PROBLEM REQUIREMENTS -
Output the lines that follow exactly as they are.
====== DATA ROWS
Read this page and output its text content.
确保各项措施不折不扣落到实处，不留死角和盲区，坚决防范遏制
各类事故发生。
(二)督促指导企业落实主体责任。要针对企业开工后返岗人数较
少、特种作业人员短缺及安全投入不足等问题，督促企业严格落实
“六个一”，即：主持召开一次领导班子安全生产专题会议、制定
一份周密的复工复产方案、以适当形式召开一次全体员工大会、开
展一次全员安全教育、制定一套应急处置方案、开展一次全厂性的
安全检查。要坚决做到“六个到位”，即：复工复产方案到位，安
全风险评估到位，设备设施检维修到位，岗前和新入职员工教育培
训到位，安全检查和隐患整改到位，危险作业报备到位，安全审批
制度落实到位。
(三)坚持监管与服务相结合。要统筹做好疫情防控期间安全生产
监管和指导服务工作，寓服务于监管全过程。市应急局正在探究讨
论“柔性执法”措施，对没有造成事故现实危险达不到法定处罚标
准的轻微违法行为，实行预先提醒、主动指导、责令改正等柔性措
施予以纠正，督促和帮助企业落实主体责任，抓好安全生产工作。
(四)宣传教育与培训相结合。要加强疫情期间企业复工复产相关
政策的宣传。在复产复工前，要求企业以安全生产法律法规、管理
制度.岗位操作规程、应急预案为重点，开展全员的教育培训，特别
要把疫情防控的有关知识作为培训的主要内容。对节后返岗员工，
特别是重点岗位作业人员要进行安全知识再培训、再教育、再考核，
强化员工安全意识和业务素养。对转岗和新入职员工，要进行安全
============
SOLUTION BELOW -
Read this page and output its text content.
确保各项措施不折不扣落到实处，不留死角和盲区，坚决防范遏制
各类事故发生。
(二)督促指导企业落实主体责任。要针对企业开工后返岗人数较
少、特种作业人员短缺及安全投入不足等问题，督促企业严格落实
“六个一”，即：主持召开一次领导班子安全生产专题会议、制定
一份周密的复工复产方案、以适当形式召开一次全体员工大会、开
展一次全员安全教育、制定一套应急处置方案、开展一次全厂性的
安全检查。要坚决做到“六个到位”，即：复工复产方案到位，安
全风险评估到位，设备设施检维修到位，岗前和新入职员工教育培
训到位，安全检查和隐患整改到位，危险作业报备到位，安全审批
制度落实到位。
(三)坚持监管与服务相结合。要统筹做好疫情防控期间安全生产
监管和指导服务工作，寓服务于监管全过程。市应急局正在探究讨
论“柔性执法”措施，对没有造成事故现实危险达不到法定处罚标
准的轻微违法行为，实行预先提醒、主动指导、责令改正等柔性措
施予以纠正，督促和帮助企业落实主体责任，抓好安全生产工作。
(四)宣传教育与培训相结合。要加强疫情期间企业复工复产相关
政策的宣传。在复产复工前，要求企业以安全生产法律法规、管理
制度.岗位操作规程、应急预案为重点，开展全员的教育培训，特别
要把疫情防控的有关知识作为培训的主要内容。对节后返岗员工，
特别是重点岗位作业人员要进行安全知识再培训、再教育、再考核，
强化员工安全意识和业务素养。对转岗和新入职员工，要进行安全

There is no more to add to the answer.